— start Task material —
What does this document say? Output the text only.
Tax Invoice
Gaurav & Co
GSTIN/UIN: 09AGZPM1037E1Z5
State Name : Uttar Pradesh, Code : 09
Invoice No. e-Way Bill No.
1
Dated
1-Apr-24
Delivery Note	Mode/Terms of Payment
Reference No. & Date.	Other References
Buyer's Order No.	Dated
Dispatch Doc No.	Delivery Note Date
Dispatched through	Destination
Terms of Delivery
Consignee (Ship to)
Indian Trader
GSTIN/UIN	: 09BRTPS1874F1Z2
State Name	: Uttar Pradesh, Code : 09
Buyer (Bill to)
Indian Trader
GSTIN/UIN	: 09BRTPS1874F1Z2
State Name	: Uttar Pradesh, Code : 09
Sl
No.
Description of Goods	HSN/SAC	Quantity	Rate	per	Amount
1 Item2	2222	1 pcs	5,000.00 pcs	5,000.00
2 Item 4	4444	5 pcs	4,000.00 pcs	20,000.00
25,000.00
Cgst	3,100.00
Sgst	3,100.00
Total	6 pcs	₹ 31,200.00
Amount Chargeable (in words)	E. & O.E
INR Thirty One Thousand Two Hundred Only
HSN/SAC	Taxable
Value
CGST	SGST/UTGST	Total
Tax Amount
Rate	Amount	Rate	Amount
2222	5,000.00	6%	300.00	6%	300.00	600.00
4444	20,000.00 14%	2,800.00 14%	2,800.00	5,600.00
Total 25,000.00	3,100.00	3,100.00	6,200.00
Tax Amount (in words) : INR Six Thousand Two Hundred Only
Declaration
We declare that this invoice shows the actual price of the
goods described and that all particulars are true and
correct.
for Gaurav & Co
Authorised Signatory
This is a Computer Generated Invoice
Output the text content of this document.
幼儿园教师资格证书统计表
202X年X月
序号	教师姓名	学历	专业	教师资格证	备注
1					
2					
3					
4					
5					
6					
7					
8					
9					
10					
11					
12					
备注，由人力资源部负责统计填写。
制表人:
— end Task material —
Task statement: Output the listing above without altering a single character.

Solution to the exercise:
What does this document say? Output the text only.
Tax Invoice
Gaurav & Co
GSTIN/UIN: 09AGZPM1037E1Z5
State Name : Uttar Pradesh, Code : 09
Invoice No. e-Way Bill No.
1
Dated
1-Apr-24
Delivery Note	Mode/Terms of Payment
Reference No. & Date.	Other References
Buyer's Order No.	Dated
Dispatch Doc No.	Delivery Note Date
Dispatched through	Destination
Terms of Delivery
Consignee (Ship to)
Indian Trader
GSTIN/UIN	: 09BRTPS1874F1Z2
State Name	: Uttar Pradesh, Code : 09
Buyer (Bill to)
Indian Trader
GSTIN/UIN	: 09BRTPS1874F1Z2
State Name	: Uttar Pradesh, Code : 09
Sl
No.
Description of Goods	HSN/SAC	Quantity	Rate	per	Amount
1 Item2	2222	1 pcs	5,000.00 pcs	5,000.00
2 Item 4	4444	5 pcs	4,000.00 pcs	20,000.00
25,000.00
Cgst	3,100.00
Sgst	3,100.00
Total	6 pcs	₹ 31,200.00
Amount Chargeable (in words)	E. & O.E
INR Thirty One Thousand Two Hundred Only
HSN/SAC	Taxable
Value
CGST	SGST/UTGST	Total
Tax Amount
Rate	Amount	Rate	Amount
2222	5,000.00	6%	300.00	6%	300.00	600.00
4444	20,000.00 14%	2,800.00 14%	2,800.00	5,600.00
Total 25,000.00	3,100.00	3,100.00	6,200.00
Tax Amount (in words) : INR Six Thousand Two Hundred Only
Declaration
We declare that this invoice shows the actual price of the
goods described and that all particulars are true and
correct.
for Gaurav & Co
Authorised Signatory
This is a Computer Generated Invoice
Output the text content of this document.
幼儿园教师资格证书统计表
202X年X月
序号	教师姓名	学历	专业	教师资格证	备注
1					
2					
3					
4					
5					
6					
7					
8					
9					
10					
11					
12					
备注，由人力资源部负责统计填写。
制表人:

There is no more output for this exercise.